Stated goal.
Report the number of lines in these entries that contain "marker". Write only the number.
— BEGIN Records provided —
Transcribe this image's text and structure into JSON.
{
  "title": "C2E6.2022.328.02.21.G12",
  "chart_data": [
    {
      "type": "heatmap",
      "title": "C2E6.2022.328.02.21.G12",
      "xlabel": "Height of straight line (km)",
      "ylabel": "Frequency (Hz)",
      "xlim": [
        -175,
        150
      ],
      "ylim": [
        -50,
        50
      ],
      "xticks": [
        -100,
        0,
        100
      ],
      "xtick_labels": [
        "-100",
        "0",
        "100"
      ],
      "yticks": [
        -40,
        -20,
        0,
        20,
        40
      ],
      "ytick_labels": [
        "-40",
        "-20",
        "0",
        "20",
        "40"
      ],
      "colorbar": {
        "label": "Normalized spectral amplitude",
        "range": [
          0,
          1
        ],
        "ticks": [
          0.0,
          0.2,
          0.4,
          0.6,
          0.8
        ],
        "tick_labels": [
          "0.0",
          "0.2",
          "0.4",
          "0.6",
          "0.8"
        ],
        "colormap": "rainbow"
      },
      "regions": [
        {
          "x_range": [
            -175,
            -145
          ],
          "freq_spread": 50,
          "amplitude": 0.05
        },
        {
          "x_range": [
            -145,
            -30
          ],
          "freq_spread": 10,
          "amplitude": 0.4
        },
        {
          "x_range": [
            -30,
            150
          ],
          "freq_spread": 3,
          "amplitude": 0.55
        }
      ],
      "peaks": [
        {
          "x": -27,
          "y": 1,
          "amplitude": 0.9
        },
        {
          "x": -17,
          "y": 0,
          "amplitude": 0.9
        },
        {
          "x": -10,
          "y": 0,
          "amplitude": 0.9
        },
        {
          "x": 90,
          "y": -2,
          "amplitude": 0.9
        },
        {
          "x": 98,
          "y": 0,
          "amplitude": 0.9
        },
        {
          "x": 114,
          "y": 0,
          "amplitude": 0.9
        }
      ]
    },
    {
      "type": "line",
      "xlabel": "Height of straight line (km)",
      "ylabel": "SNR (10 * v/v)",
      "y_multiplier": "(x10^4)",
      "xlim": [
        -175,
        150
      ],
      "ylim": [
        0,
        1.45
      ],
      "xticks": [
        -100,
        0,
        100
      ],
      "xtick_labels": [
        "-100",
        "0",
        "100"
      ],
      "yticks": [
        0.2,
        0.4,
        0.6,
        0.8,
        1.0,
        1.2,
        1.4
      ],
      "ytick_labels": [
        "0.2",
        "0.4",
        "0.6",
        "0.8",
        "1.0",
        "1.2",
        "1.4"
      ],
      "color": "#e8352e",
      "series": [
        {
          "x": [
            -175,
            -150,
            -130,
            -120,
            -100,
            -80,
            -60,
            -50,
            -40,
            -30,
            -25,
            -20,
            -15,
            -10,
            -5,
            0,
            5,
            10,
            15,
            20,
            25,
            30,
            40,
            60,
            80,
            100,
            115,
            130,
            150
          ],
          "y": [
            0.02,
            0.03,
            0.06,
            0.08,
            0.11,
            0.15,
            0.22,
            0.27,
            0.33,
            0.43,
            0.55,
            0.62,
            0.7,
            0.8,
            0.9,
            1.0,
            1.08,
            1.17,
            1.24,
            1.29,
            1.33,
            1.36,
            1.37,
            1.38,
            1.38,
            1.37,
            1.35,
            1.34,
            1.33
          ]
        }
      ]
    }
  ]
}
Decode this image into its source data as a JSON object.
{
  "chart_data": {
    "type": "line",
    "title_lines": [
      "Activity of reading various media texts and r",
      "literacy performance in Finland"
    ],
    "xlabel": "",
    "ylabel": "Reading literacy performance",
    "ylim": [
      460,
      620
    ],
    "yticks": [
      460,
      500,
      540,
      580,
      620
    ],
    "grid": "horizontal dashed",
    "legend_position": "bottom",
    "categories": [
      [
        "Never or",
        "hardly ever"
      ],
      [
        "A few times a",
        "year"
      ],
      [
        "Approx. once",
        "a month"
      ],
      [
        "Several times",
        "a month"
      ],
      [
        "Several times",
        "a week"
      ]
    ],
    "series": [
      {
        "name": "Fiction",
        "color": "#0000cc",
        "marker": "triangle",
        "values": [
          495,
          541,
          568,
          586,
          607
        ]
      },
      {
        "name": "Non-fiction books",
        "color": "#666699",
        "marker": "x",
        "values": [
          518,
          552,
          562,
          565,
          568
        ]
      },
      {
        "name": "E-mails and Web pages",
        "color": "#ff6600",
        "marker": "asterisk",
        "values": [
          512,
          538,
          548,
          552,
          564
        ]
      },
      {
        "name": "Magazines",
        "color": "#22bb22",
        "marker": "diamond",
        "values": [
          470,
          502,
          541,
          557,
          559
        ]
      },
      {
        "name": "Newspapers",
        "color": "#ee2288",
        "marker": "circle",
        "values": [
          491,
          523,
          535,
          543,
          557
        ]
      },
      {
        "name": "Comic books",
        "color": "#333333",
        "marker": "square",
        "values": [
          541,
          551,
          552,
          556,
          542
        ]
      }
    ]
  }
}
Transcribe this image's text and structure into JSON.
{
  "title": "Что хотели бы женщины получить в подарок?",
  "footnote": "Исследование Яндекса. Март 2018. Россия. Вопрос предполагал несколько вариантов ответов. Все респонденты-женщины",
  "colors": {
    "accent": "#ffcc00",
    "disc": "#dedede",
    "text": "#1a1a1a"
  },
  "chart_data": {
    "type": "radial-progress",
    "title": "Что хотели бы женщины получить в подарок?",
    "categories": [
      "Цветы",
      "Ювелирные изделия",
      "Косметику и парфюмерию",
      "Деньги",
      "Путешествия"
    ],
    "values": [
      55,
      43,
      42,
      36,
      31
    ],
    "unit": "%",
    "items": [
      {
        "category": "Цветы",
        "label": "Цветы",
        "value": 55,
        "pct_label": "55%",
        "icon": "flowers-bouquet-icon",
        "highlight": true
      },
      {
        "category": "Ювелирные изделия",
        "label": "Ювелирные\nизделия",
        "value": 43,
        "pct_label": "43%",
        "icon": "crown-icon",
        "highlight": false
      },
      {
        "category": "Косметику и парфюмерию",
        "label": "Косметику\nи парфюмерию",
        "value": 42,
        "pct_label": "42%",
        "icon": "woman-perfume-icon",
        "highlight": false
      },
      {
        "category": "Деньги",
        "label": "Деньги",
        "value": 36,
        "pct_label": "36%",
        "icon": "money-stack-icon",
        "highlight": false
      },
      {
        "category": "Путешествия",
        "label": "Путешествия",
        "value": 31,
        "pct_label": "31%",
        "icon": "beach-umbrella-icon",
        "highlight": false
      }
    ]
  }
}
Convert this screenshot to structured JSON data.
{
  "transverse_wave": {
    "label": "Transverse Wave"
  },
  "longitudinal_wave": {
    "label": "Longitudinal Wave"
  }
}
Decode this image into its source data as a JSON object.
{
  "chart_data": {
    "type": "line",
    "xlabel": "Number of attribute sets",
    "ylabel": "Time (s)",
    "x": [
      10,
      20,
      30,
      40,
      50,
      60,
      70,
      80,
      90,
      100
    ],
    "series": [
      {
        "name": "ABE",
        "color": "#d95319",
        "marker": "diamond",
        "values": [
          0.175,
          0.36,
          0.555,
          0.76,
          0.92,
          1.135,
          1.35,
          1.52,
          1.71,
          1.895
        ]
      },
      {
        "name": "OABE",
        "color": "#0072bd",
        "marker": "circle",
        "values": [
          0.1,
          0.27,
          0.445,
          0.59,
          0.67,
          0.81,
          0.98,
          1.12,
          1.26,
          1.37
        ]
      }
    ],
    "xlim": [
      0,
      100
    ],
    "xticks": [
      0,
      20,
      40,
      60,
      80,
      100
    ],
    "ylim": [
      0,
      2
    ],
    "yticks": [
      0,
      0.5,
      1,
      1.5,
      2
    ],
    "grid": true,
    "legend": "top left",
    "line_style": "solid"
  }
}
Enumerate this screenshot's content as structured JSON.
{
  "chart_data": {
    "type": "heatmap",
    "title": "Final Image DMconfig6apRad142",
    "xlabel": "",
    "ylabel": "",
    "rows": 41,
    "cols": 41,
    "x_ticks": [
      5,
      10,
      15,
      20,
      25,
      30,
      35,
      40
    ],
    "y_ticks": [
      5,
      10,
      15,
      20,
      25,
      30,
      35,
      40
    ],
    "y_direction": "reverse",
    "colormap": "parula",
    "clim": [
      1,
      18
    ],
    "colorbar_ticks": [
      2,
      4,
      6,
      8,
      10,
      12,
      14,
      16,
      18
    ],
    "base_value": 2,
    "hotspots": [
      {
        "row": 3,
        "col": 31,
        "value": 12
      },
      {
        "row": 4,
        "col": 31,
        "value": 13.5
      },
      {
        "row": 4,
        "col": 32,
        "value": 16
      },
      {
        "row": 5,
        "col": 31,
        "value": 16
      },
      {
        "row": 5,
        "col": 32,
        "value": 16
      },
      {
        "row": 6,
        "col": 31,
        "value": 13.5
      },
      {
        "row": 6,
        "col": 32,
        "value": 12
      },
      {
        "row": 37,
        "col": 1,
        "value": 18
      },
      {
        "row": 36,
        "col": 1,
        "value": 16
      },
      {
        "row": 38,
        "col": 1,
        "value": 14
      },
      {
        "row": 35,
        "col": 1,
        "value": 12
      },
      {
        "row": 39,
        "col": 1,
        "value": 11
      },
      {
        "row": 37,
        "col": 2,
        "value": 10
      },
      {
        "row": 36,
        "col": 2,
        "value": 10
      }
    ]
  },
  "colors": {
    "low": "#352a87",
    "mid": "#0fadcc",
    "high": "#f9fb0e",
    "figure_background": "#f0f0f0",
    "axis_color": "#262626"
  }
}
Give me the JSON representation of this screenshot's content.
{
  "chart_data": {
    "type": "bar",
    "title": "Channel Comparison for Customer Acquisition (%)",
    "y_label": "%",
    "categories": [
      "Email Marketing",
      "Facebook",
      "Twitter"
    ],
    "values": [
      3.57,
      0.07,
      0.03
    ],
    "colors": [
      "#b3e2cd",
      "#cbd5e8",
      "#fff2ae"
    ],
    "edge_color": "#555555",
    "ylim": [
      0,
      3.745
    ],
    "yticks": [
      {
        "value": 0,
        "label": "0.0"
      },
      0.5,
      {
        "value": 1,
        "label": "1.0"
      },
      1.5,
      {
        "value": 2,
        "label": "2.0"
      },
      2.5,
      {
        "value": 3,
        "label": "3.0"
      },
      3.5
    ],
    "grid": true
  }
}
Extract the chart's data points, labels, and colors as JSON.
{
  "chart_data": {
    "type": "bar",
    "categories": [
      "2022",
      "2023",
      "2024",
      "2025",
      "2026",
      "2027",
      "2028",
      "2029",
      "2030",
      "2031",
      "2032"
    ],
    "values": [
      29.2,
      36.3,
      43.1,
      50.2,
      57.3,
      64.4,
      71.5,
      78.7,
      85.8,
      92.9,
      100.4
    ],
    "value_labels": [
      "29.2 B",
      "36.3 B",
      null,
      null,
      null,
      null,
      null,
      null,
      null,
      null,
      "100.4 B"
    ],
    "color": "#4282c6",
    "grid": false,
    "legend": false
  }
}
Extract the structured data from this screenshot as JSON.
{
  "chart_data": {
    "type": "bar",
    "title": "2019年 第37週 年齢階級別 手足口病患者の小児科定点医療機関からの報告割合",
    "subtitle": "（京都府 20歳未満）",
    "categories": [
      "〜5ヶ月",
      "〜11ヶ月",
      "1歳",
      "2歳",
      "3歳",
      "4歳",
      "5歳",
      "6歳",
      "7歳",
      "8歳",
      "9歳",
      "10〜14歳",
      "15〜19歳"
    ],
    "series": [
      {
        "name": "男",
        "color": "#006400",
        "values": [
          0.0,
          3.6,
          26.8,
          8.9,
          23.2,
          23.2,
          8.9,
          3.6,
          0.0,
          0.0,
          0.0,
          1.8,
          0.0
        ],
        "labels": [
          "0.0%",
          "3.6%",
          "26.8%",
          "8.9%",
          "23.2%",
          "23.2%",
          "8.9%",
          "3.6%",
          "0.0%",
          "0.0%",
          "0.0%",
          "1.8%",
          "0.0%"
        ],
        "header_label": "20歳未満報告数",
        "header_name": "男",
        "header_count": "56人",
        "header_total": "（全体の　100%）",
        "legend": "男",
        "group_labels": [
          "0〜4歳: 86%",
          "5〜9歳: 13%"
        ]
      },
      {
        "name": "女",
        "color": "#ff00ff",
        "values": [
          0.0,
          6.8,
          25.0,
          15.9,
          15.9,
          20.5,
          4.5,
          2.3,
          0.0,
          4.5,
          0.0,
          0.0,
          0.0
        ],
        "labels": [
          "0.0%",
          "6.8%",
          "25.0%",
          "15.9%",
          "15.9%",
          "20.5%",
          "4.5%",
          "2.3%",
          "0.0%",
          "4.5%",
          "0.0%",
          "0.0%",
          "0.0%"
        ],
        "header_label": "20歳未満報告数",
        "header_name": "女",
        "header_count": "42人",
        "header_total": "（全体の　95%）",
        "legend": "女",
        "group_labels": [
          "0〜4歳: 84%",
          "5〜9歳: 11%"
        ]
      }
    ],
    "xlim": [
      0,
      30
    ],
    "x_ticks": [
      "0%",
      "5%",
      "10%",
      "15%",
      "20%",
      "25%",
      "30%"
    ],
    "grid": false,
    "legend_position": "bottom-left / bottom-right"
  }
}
— END Records provided —
The result.
8